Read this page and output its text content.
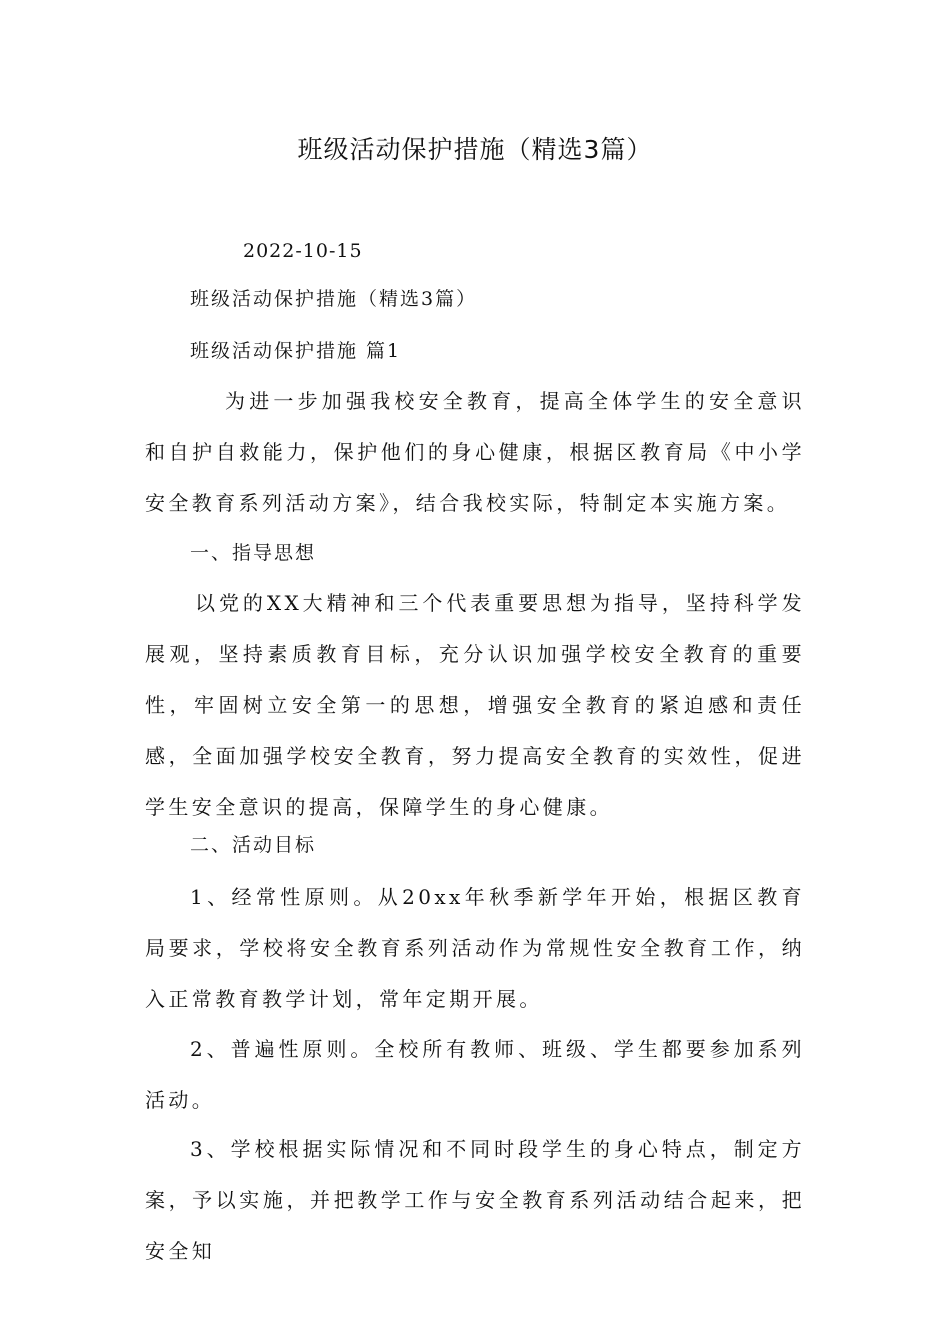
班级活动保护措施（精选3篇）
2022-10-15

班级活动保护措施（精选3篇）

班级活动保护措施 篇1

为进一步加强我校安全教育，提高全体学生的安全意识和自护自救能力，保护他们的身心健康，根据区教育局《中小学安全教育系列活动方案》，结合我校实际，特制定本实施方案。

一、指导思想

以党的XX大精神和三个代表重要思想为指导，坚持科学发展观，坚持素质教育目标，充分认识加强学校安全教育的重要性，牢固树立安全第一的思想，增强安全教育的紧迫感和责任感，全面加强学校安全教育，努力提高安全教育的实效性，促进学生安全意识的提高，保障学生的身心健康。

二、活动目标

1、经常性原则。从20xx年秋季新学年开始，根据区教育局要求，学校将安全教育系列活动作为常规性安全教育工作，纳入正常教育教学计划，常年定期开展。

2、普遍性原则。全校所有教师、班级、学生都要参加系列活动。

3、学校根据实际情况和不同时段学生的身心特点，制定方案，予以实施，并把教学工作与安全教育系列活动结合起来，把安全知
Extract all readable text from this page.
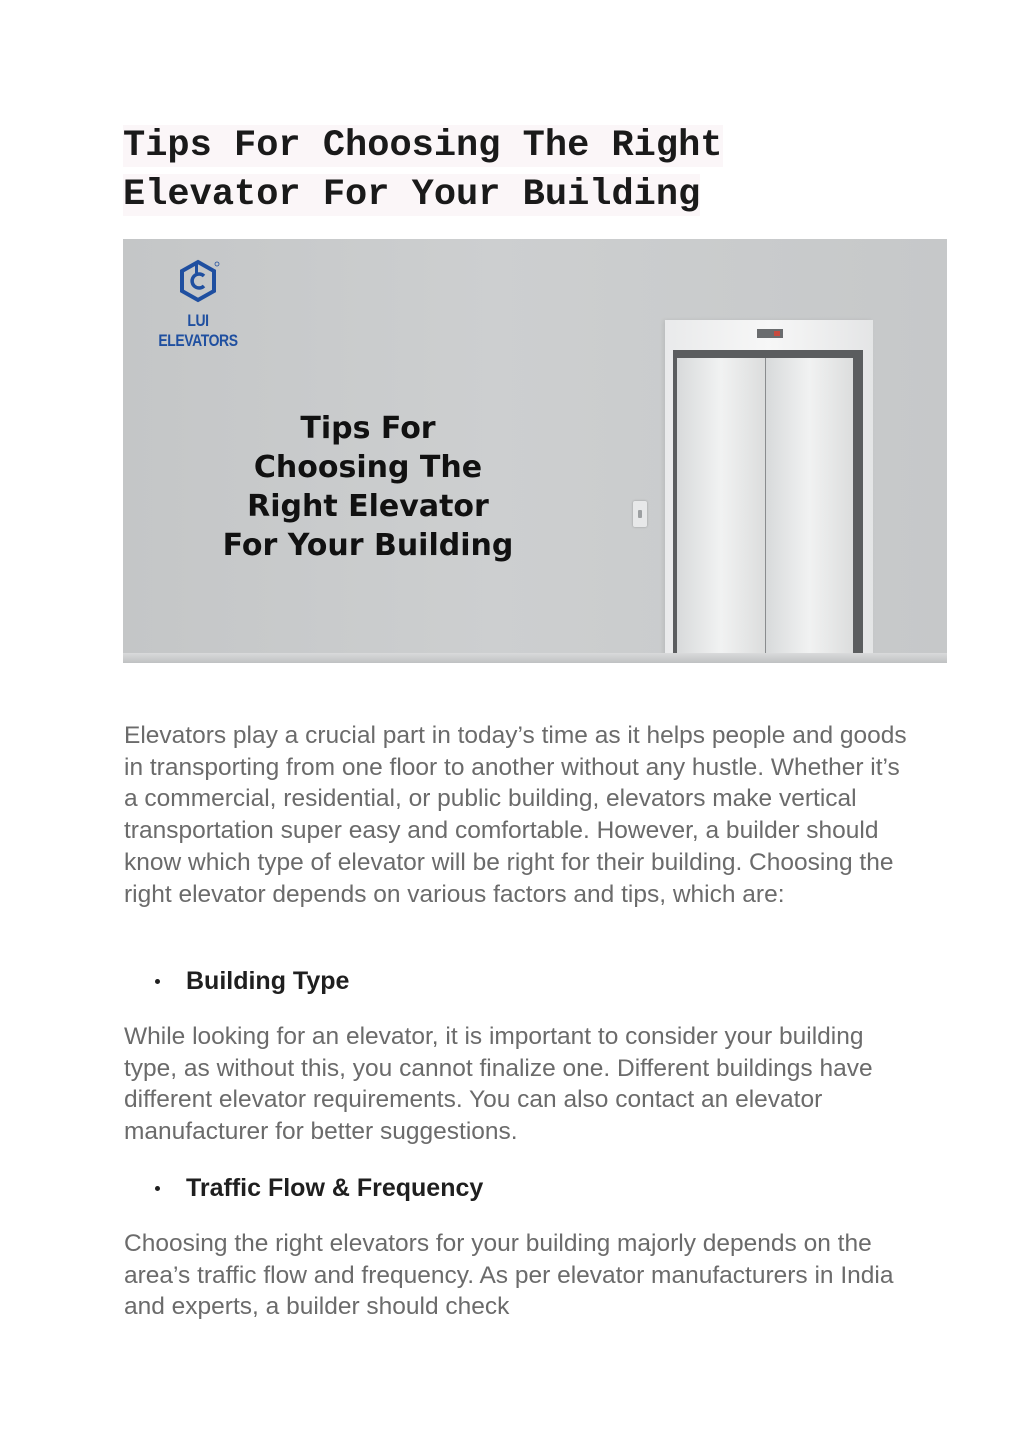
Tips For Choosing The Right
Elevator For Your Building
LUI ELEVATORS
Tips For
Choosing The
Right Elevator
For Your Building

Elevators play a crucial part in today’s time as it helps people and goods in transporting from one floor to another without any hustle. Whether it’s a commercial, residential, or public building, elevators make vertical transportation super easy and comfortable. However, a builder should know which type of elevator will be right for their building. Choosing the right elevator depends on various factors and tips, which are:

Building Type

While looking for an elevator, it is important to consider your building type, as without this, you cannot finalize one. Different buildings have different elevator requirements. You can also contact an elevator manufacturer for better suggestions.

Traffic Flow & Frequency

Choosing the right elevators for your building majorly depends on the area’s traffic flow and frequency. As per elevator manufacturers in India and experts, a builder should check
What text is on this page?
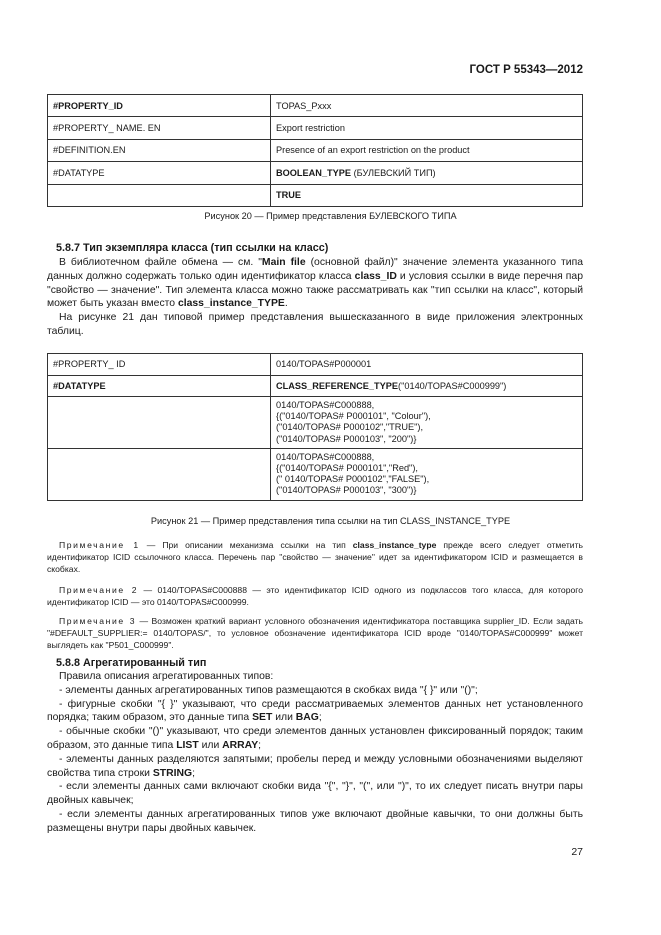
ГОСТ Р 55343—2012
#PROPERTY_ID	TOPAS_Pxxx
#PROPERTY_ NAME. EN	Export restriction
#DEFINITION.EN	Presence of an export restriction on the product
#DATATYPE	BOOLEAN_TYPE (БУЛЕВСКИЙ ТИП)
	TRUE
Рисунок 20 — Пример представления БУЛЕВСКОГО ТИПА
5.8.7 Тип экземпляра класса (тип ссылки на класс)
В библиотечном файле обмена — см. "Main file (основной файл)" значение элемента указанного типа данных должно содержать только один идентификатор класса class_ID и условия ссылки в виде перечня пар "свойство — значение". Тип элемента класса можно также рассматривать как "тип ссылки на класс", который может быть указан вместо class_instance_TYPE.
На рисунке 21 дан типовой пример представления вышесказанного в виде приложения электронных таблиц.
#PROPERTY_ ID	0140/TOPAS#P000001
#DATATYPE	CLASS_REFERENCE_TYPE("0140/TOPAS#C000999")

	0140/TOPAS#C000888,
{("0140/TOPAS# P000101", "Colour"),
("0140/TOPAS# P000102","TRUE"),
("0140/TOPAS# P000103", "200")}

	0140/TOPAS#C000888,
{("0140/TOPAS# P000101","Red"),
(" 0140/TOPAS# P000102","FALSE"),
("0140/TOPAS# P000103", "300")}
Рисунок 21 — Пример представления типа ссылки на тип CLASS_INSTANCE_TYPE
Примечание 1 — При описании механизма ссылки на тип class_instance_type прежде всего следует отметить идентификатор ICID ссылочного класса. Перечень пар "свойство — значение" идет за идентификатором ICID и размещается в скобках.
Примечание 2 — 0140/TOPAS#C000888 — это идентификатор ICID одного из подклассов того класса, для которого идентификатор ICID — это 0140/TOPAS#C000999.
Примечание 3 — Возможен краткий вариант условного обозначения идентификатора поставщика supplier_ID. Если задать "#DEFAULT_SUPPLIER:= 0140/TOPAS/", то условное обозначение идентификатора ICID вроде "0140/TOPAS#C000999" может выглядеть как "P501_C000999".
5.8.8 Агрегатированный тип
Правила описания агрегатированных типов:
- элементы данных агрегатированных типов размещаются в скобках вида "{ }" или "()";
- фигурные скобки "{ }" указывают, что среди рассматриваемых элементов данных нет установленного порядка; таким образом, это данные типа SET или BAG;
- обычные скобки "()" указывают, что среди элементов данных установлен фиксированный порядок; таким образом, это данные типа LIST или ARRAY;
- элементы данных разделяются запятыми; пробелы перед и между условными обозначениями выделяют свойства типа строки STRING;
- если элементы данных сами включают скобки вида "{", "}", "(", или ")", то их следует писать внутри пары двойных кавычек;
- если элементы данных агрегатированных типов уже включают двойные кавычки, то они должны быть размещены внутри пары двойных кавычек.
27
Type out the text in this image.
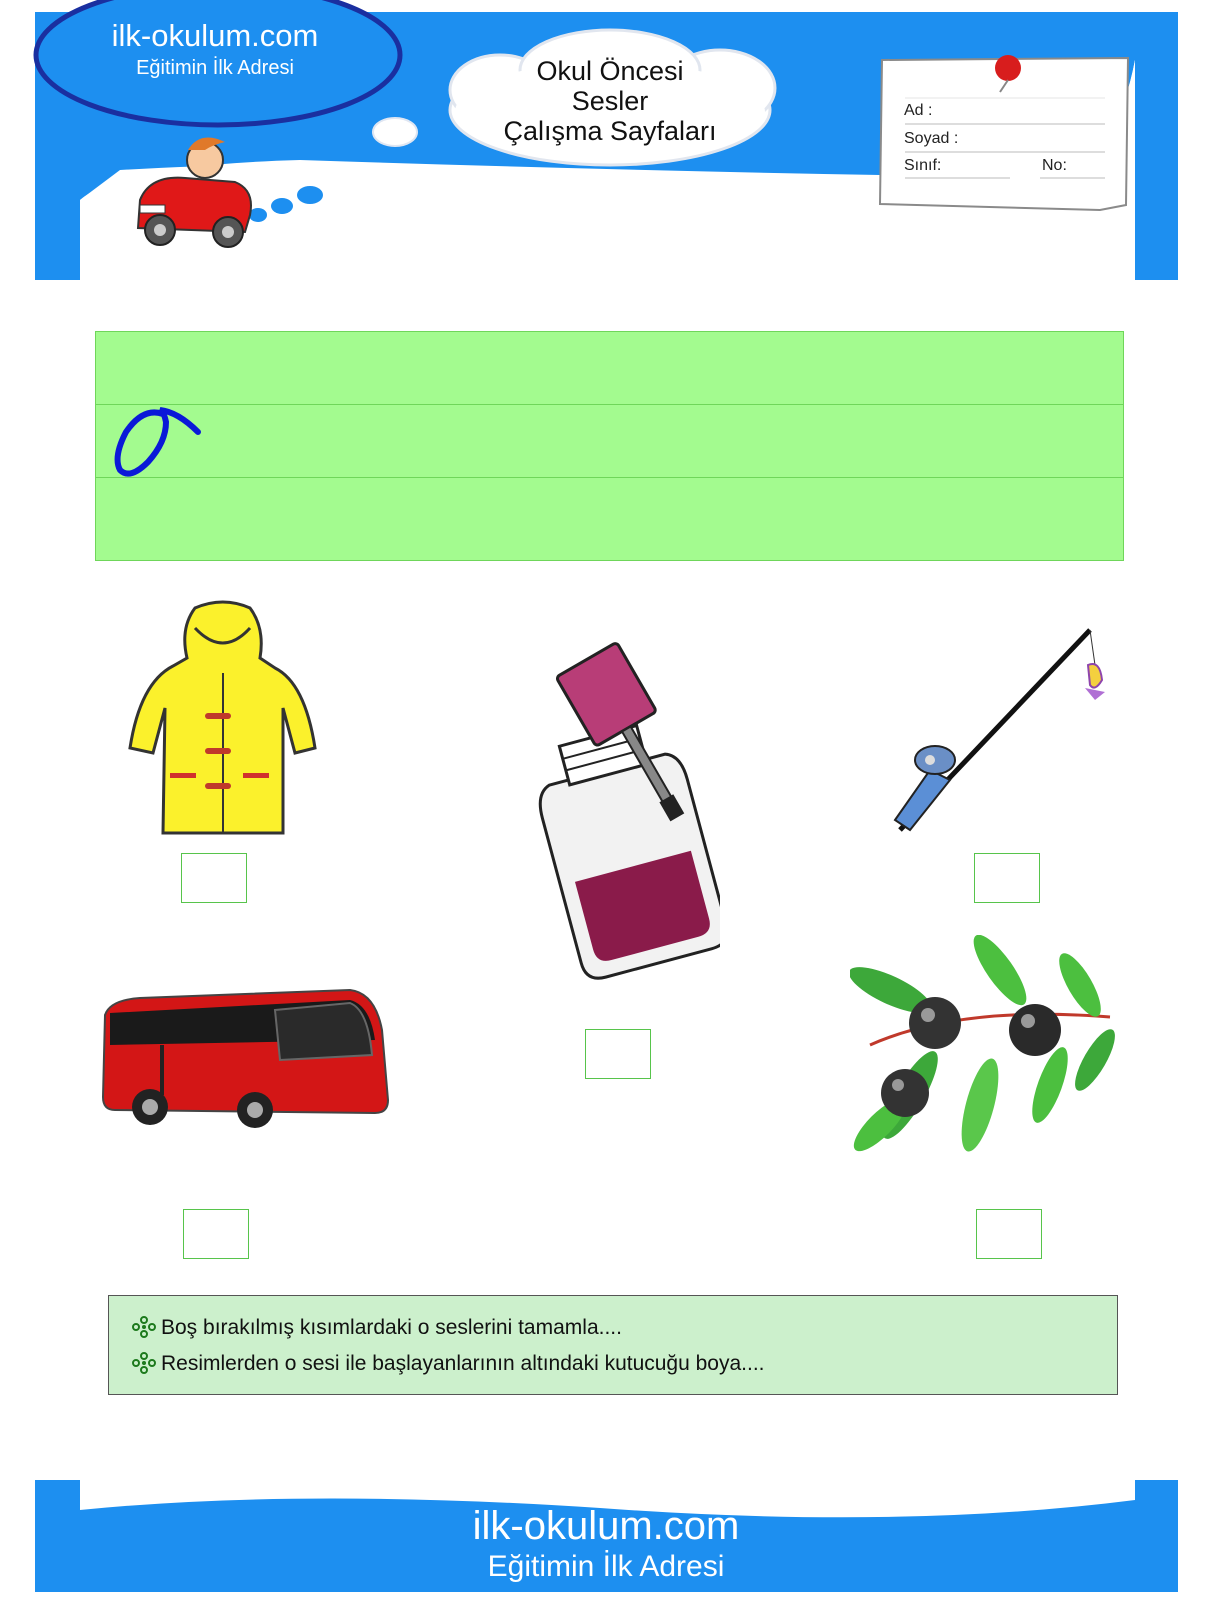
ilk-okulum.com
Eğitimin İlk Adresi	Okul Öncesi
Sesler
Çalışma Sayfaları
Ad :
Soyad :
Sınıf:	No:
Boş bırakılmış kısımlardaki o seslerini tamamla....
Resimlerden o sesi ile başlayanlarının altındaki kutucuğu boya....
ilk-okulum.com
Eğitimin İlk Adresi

========

### Aim
Transcribe all of the material exactly, leaving out whatever pictures it contains.

### Output for this exercise
Read this page and output its text content.
班级活动保护措施（精选3篇）
2022-10-15

班级活动保护措施（精选3篇）

班级活动保护措施 篇1

为进一步加强我校安全教育，提高全体学生的安全意识和自护自救能力，保护他们的身心健康，根据区教育局《中小学安全教育系列活动方案》，结合我校实际，特制定本实施方案。

一、指导思想

以党的XX大精神和三个代表重要思想为指导，坚持科学发展观，坚持素质教育目标，充分认识加强学校安全教育的重要性，牢固树立安全第一的思想，增强安全教育的紧迫感和责任感，全面加强学校安全教育，努力提高安全教育的实效性，促进学生安全意识的提高，保障学生的身心健康。

二、活动目标

1、经常性原则。从20xx年秋季新学年开始，根据区教育局要求，学校将安全教育系列活动作为常规性安全教育工作，纳入正常教育教学计划，常年定期开展。

2、普遍性原则。全校所有教师、班级、学生都要参加系列活动。

3、学校根据实际情况和不同时段学生的身心特点，制定方案，予以实施，并把教学工作与安全教育系列活动结合起来，把安全知
Extract all readable text from this page.
Tips For Choosing The Right
Elevator For Your Building
LUI ELEVATORS
Tips For
Choosing The
Right Elevator
For Your Building

Elevators play a crucial part in today’s time as it helps people and goods in transporting from one floor to another without any hustle. Whether it’s a commercial, residential, or public building, elevators make vertical transportation super easy and comfortable. However, a builder should know which type of elevator will be right for their building. Choosing the right elevator depends on various factors and tips, which are:

Building Type

While looking for an elevator, it is important to consider your building type, as without this, you cannot finalize one. Different buildings have different elevator requirements. You can also contact an elevator manufacturer for better suggestions.

Traffic Flow & Frequency

Choosing the right elevators for your building majorly depends on the area’s traffic flow and frequency. As per elevator manufacturers in India and experts, a builder should check
What text is on this page?
ГОСТ Р 55343—2012
#PROPERTY_ID	TOPAS_Pxxx
#PROPERTY_ NAME. EN	Export restriction
#DEFINITION.EN	Presence of an export restriction on the product
#DATATYPE	BOOLEAN_TYPE (БУЛЕВСКИЙ ТИП)
	TRUE
Рисунок 20 — Пример представления БУЛЕВСКОГО ТИПА
5.8.7 Тип экземпляра класса (тип ссылки на класс)
В библиотечном файле обмена — см. "Main file (основной файл)" значение элемента указанного типа данных должно содержать только один идентификатор класса class_ID и условия ссылки в виде перечня пар "свойство — значение". Тип элемента класса можно также рассматривать как "тип ссылки на класс", который может быть указан вместо class_instance_TYPE.
На рисунке 21 дан типовой пример представления вышесказанного в виде приложения электронных таблиц.
#PROPERTY_ ID	0140/TOPAS#P000001
#DATATYPE	CLASS_REFERENCE_TYPE("0140/TOPAS#C000999")

	0140/TOPAS#C000888,
{("0140/TOPAS# P000101", "Colour"),
("0140/TOPAS# P000102","TRUE"),
("0140/TOPAS# P000103", "200")}

	0140/TOPAS#C000888,
{("0140/TOPAS# P000101","Red"),
(" 0140/TOPAS# P000102","FALSE"),
("0140/TOPAS# P000103", "300")}
Рисунок 21 — Пример представления типа ссылки на тип CLASS_INSTANCE_TYPE
Примечание 1 — При описании механизма ссылки на тип class_instance_type прежде всего следует отметить идентификатор ICID ссылочного класса. Перечень пар "свойство — значение" идет за идентификатором ICID и размещается в скобках.
Примечание 2 — 0140/TOPAS#C000888 — это идентификатор ICID одного из подклассов того класса, для которого идентификатор ICID — это 0140/TOPAS#C000999.
Примечание 3 — Возможен краткий вариант условного обозначения идентификатора поставщика supplier_ID. Если задать "#DEFAULT_SUPPLIER:= 0140/TOPAS/", то условное обозначение идентификатора ICID вроде "0140/TOPAS#C000999" может выглядеть как "P501_C000999".
5.8.8 Агрегатированный тип
Правила описания агрегатированных типов:
- элементы данных агрегатированных типов размещаются в скобках вида "{ }" или "()";
- фигурные скобки "{ }" указывают, что среди рассматриваемых элементов данных нет установленного порядка; таким образом, это данные типа SET или BAG;
- обычные скобки "()" указывают, что среди элементов данных установлен фиксированный порядок; таким образом, это данные типа LIST или ARRAY;
- элементы данных разделяются запятыми; пробелы перед и между условными обозначениями выделяют свойства типа строки STRING;
- если элементы данных сами включают скобки вида "{", "}", "(", или ")", то их следует писать внутри пары двойных кавычек;
- если элементы данных агрегатированных типов уже включают двойные кавычки, то они должны быть размещены внутри пары двойных кавычек.
27
Type out the text in this image.
ilk-okulum.com
Eğitimin İlk Adresi	Okul Öncesi
Sesler
Çalışma Sayfaları
Ad :
Soyad :
Sınıf:	No:
Boş bırakılmış kısımlardaki o seslerini tamamla....
Resimlerden o sesi ile başlayanlarının altındaki kutucuğu boya....
ilk-okulum.com
Eğitimin İlk Adresi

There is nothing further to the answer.